### Goal
Repeat the entries that follow verbatim, without any of their pictures.

### Records shown
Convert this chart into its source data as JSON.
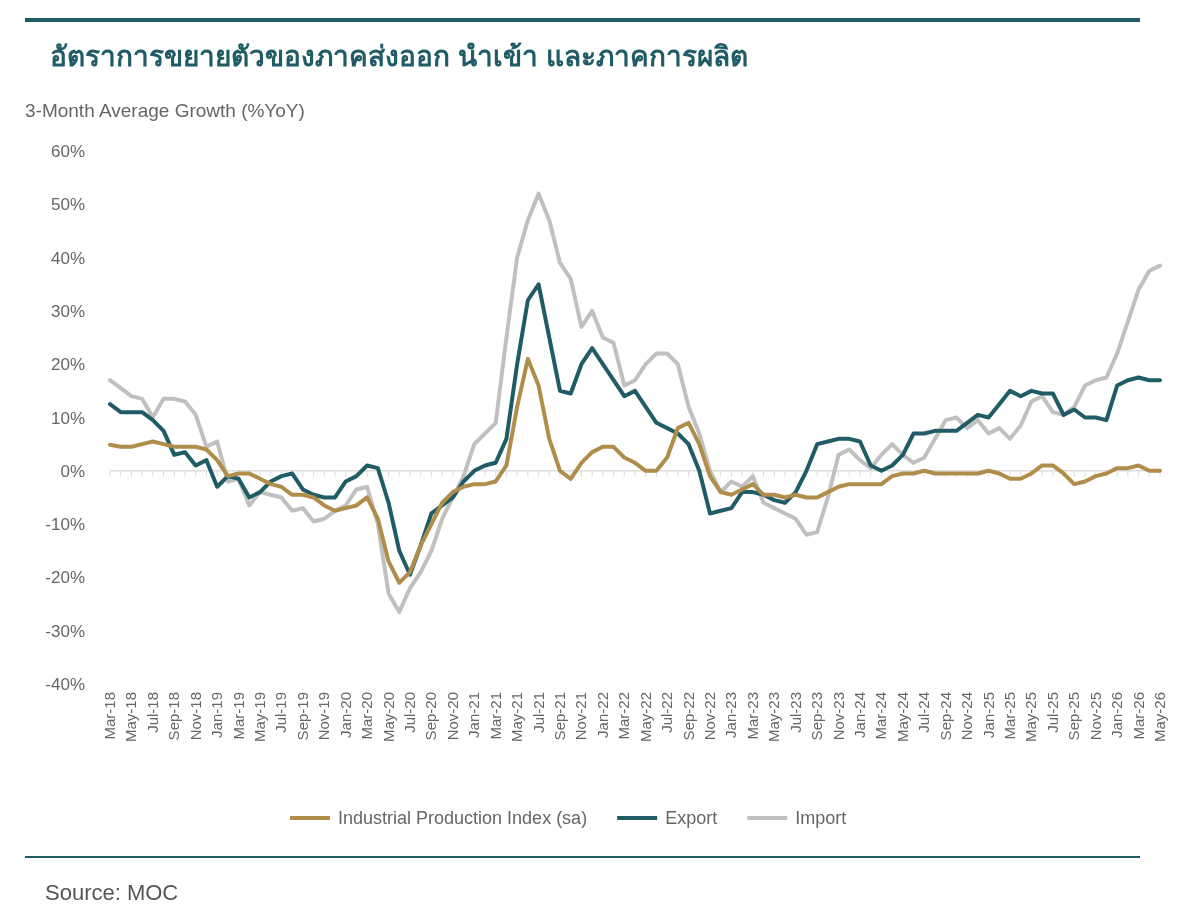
{
  "chart_data": {
    "type": "line",
    "title": "อัตราการขยายตัวของภาคส่งออก นำเข้า และภาคการผลิต",
    "ylabel": "3-Month Average Growth (%YoY)",
    "annotations": [
      "Source: MOC"
    ],
    "categories": [
      "Mar-18",
      null,
      "May-18",
      null,
      "Jul-18",
      null,
      "Sep-18",
      null,
      "Nov-18",
      null,
      "Jan-19",
      null,
      "Mar-19",
      null,
      "May-19",
      null,
      "Jul-19",
      null,
      "Sep-19",
      null,
      "Nov-19",
      null,
      "Jan-20",
      null,
      "Mar-20",
      null,
      "May-20",
      null,
      "Jul-20",
      null,
      "Sep-20",
      null,
      "Nov-20",
      null,
      "Jan-21",
      null,
      "Mar-21",
      null,
      "May-21",
      null,
      "Jul-21",
      null,
      "Sep-21",
      null,
      "Nov-21",
      null,
      "Jan-22",
      null,
      "Mar-22",
      null,
      "May-22",
      null,
      "Jul-22",
      null,
      "Sep-22",
      null,
      "Nov-22",
      null,
      "Jan-23",
      null,
      "Mar-23",
      null,
      "May-23",
      null,
      "Jul-23",
      null,
      "Sep-23",
      null,
      "Nov-23",
      null,
      "Jan-24",
      null,
      "Mar-24",
      null,
      "May-24",
      null,
      "Jul-24",
      null,
      "Sep-24",
      null,
      "Nov-24",
      null,
      "Jan-25",
      null,
      "Mar-25",
      null,
      "May-25",
      null,
      "Jul-25",
      null,
      "Sep-25",
      null,
      "Nov-25",
      null,
      "Jan-26",
      null,
      "Mar-26",
      null,
      "May-26"
    ],
    "series": [
      {
        "name": "Industrial Production Index (sa)",
        "color": "#b08d4a",
        "values": [
          4.9,
          4.5,
          4.5,
          5,
          5.5,
          5,
          4.5,
          4.5,
          4.5,
          4,
          2,
          -1,
          -0.5,
          -0.5,
          -1.5,
          -2.5,
          -3,
          -4.5,
          -4.5,
          -5,
          -6.5,
          -7.5,
          -7,
          -6.5,
          -5,
          -9,
          -17,
          -21,
          -19,
          -14,
          -10,
          -6,
          -4,
          -3,
          -2.5,
          -2.5,
          -2,
          1,
          12,
          21,
          16,
          6,
          0,
          -1.5,
          1.5,
          3.5,
          4.5,
          4.5,
          2.5,
          1.5,
          0,
          0,
          2.5,
          8,
          9,
          5,
          -1,
          -4,
          -4.5,
          -3.5,
          -2.5,
          -4.5,
          -4.5,
          -5,
          -4.5,
          -5,
          -5,
          -4,
          -3,
          -2.5,
          -2.5,
          -2.5,
          -2.5,
          -1,
          -0.5,
          -0.5,
          0,
          -0.5,
          -0.5,
          -0.5,
          -0.5,
          -0.5,
          0,
          -0.5,
          -1.5,
          -1.5,
          -0.5,
          1,
          1,
          -0.5,
          -2.5,
          -2,
          -1,
          -0.5,
          0.5,
          0.5,
          1,
          0,
          0
        ]
      },
      {
        "name": "Export",
        "color": "#1f5c66",
        "values": [
          12.5,
          11,
          11,
          11,
          9.5,
          7.5,
          3,
          3.5,
          1,
          2,
          -3,
          -1,
          -1.5,
          -5,
          -4,
          -2,
          -1,
          -0.5,
          -3.5,
          -4.5,
          -5,
          -5,
          -2,
          -1,
          1,
          0.5,
          -6,
          -15,
          -19.5,
          -14,
          -8,
          -6.5,
          -5,
          -2,
          0,
          1,
          1.5,
          6,
          20,
          32,
          35,
          25,
          15,
          14.5,
          20,
          23,
          20,
          17,
          14,
          15,
          12,
          9,
          8,
          7,
          5,
          0,
          -8,
          -7.5,
          -7,
          -4,
          -4,
          -4.5,
          -5.5,
          -6,
          -4,
          0,
          5,
          5.5,
          6,
          6,
          5.5,
          1,
          0,
          1,
          3,
          7,
          7,
          7.5,
          7.5,
          7.5,
          9,
          10.5,
          10,
          12.5,
          15,
          14,
          15,
          14.5,
          14.5,
          10.5,
          11.5,
          10,
          10,
          9.5,
          16,
          17,
          17.5,
          17,
          17
        ]
      },
      {
        "name": "Import",
        "color": "#c0c0c0",
        "values": [
          17,
          15.5,
          14,
          13.5,
          10,
          13.5,
          13.5,
          13,
          10.5,
          4.5,
          5.5,
          -2,
          -1.5,
          -6.5,
          -4,
          -4.5,
          -5,
          -7.5,
          -7,
          -9.5,
          -9,
          -7.5,
          -6.5,
          -3.5,
          -3,
          -10,
          -23,
          -26.5,
          -22,
          -19,
          -15,
          -9,
          -5,
          -1,
          5,
          7,
          9,
          25,
          40,
          47,
          52,
          47,
          39,
          36,
          27,
          30,
          25,
          24,
          16,
          17,
          20,
          22,
          22,
          20,
          12,
          7,
          0,
          -4,
          -2,
          -3,
          -1,
          -6,
          -7,
          -8,
          -9,
          -12,
          -11.5,
          -5,
          3,
          4,
          2,
          0.5,
          3,
          5,
          3,
          1.5,
          2.5,
          6,
          9.5,
          10,
          8,
          9.5,
          7,
          8,
          6,
          8.5,
          13,
          14,
          11,
          10.5,
          12,
          16,
          17,
          17.5,
          22,
          28,
          34,
          37.5,
          38.5
        ]
      }
    ],
    "ylim": [
      -40,
      60
    ],
    "yticks": [
      {
        "value": -40,
        "label": "-40%"
      },
      {
        "value": -30,
        "label": "-30%"
      },
      {
        "value": -20,
        "label": "-20%"
      },
      {
        "value": -10,
        "label": "-10%"
      },
      {
        "value": 0,
        "label": "0%"
      },
      {
        "value": 10,
        "label": "10%"
      },
      {
        "value": 20,
        "label": "20%"
      },
      {
        "value": 30,
        "label": "30%"
      },
      {
        "value": 40,
        "label": "40%"
      },
      {
        "value": 50,
        "label": "50%"
      },
      {
        "value": 60,
        "label": "60%"
      }
    ],
    "legend": "bottom"
  }
}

### Written response
Convert this chart into its source data as JSON.
{
  "chart_data": {
    "type": "line",
    "title": "อัตราการขยายตัวของภาคส่งออก นำเข้า และภาคการผลิต",
    "ylabel": "3-Month Average Growth (%YoY)",
    "annotations": [
      "Source: MOC"
    ],
    "categories": [
      "Mar-18",
      null,
      "May-18",
      null,
      "Jul-18",
      null,
      "Sep-18",
      null,
      "Nov-18",
      null,
      "Jan-19",
      null,
      "Mar-19",
      null,
      "May-19",
      null,
      "Jul-19",
      null,
      "Sep-19",
      null,
      "Nov-19",
      null,
      "Jan-20",
      null,
      "Mar-20",
      null,
      "May-20",
      null,
      "Jul-20",
      null,
      "Sep-20",
      null,
      "Nov-20",
      null,
      "Jan-21",
      null,
      "Mar-21",
      null,
      "May-21",
      null,
      "Jul-21",
      null,
      "Sep-21",
      null,
      "Nov-21",
      null,
      "Jan-22",
      null,
      "Mar-22",
      null,
      "May-22",
      null,
      "Jul-22",
      null,
      "Sep-22",
      null,
      "Nov-22",
      null,
      "Jan-23",
      null,
      "Mar-23",
      null,
      "May-23",
      null,
      "Jul-23",
      null,
      "Sep-23",
      null,
      "Nov-23",
      null,
      "Jan-24",
      null,
      "Mar-24",
      null,
      "May-24",
      null,
      "Jul-24",
      null,
      "Sep-24",
      null,
      "Nov-24",
      null,
      "Jan-25",
      null,
      "Mar-25",
      null,
      "May-25",
      null,
      "Jul-25",
      null,
      "Sep-25",
      null,
      "Nov-25",
      null,
      "Jan-26",
      null,
      "Mar-26",
      null,
      "May-26"
    ],
    "series": [
      {
        "name": "Industrial Production Index (sa)",
        "color": "#b08d4a",
        "values": [
          4.9,
          4.5,
          4.5,
          5,
          5.5,
          5,
          4.5,
          4.5,
          4.5,
          4,
          2,
          -1,
          -0.5,
          -0.5,
          -1.5,
          -2.5,
          -3,
          -4.5,
          -4.5,
          -5,
          -6.5,
          -7.5,
          -7,
          -6.5,
          -5,
          -9,
          -17,
          -21,
          -19,
          -14,
          -10,
          -6,
          -4,
          -3,
          -2.5,
          -2.5,
          -2,
          1,
          12,
          21,
          16,
          6,
          0,
          -1.5,
          1.5,
          3.5,
          4.5,
          4.5,
          2.5,
          1.5,
          0,
          0,
          2.5,
          8,
          9,
          5,
          -1,
          -4,
          -4.5,
          -3.5,
          -2.5,
          -4.5,
          -4.5,
          -5,
          -4.5,
          -5,
          -5,
          -4,
          -3,
          -2.5,
          -2.5,
          -2.5,
          -2.5,
          -1,
          -0.5,
          -0.5,
          0,
          -0.5,
          -0.5,
          -0.5,
          -0.5,
          -0.5,
          0,
          -0.5,
          -1.5,
          -1.5,
          -0.5,
          1,
          1,
          -0.5,
          -2.5,
          -2,
          -1,
          -0.5,
          0.5,
          0.5,
          1,
          0,
          0
        ]
      },
      {
        "name": "Export",
        "color": "#1f5c66",
        "values": [
          12.5,
          11,
          11,
          11,
          9.5,
          7.5,
          3,
          3.5,
          1,
          2,
          -3,
          -1,
          -1.5,
          -5,
          -4,
          -2,
          -1,
          -0.5,
          -3.5,
          -4.5,
          -5,
          -5,
          -2,
          -1,
          1,
          0.5,
          -6,
          -15,
          -19.5,
          -14,
          -8,
          -6.5,
          -5,
          -2,
          0,
          1,
          1.5,
          6,
          20,
          32,
          35,
          25,
          15,
          14.5,
          20,
          23,
          20,
          17,
          14,
          15,
          12,
          9,
          8,
          7,
          5,
          0,
          -8,
          -7.5,
          -7,
          -4,
          -4,
          -4.5,
          -5.5,
          -6,
          -4,
          0,
          5,
          5.5,
          6,
          6,
          5.5,
          1,
          0,
          1,
          3,
          7,
          7,
          7.5,
          7.5,
          7.5,
          9,
          10.5,
          10,
          12.5,
          15,
          14,
          15,
          14.5,
          14.5,
          10.5,
          11.5,
          10,
          10,
          9.5,
          16,
          17,
          17.5,
          17,
          17
        ]
      },
      {
        "name": "Import",
        "color": "#c0c0c0",
        "values": [
          17,
          15.5,
          14,
          13.5,
          10,
          13.5,
          13.5,
          13,
          10.5,
          4.5,
          5.5,
          -2,
          -1.5,
          -6.5,
          -4,
          -4.5,
          -5,
          -7.5,
          -7,
          -9.5,
          -9,
          -7.5,
          -6.5,
          -3.5,
          -3,
          -10,
          -23,
          -26.5,
          -22,
          -19,
          -15,
          -9,
          -5,
          -1,
          5,
          7,
          9,
          25,
          40,
          47,
          52,
          47,
          39,
          36,
          27,
          30,
          25,
          24,
          16,
          17,
          20,
          22,
          22,
          20,
          12,
          7,
          0,
          -4,
          -2,
          -3,
          -1,
          -6,
          -7,
          -8,
          -9,
          -12,
          -11.5,
          -5,
          3,
          4,
          2,
          0.5,
          3,
          5,
          3,
          1.5,
          2.5,
          6,
          9.5,
          10,
          8,
          9.5,
          7,
          8,
          6,
          8.5,
          13,
          14,
          11,
          10.5,
          12,
          16,
          17,
          17.5,
          22,
          28,
          34,
          37.5,
          38.5
        ]
      }
    ],
    "ylim": [
      -40,
      60
    ],
    "yticks": [
      {
        "value": -40,
        "label": "-40%"
      },
      {
        "value": -30,
        "label": "-30%"
      },
      {
        "value": -20,
        "label": "-20%"
      },
      {
        "value": -10,
        "label": "-10%"
      },
      {
        "value": 0,
        "label": "0%"
      },
      {
        "value": 10,
        "label": "10%"
      },
      {
        "value": 20,
        "label": "20%"
      },
      {
        "value": 30,
        "label": "30%"
      },
      {
        "value": 40,
        "label": "40%"
      },
      {
        "value": 50,
        "label": "50%"
      },
      {
        "value": 60,
        "label": "60%"
      }
    ],
    "legend": "bottom"
  }
}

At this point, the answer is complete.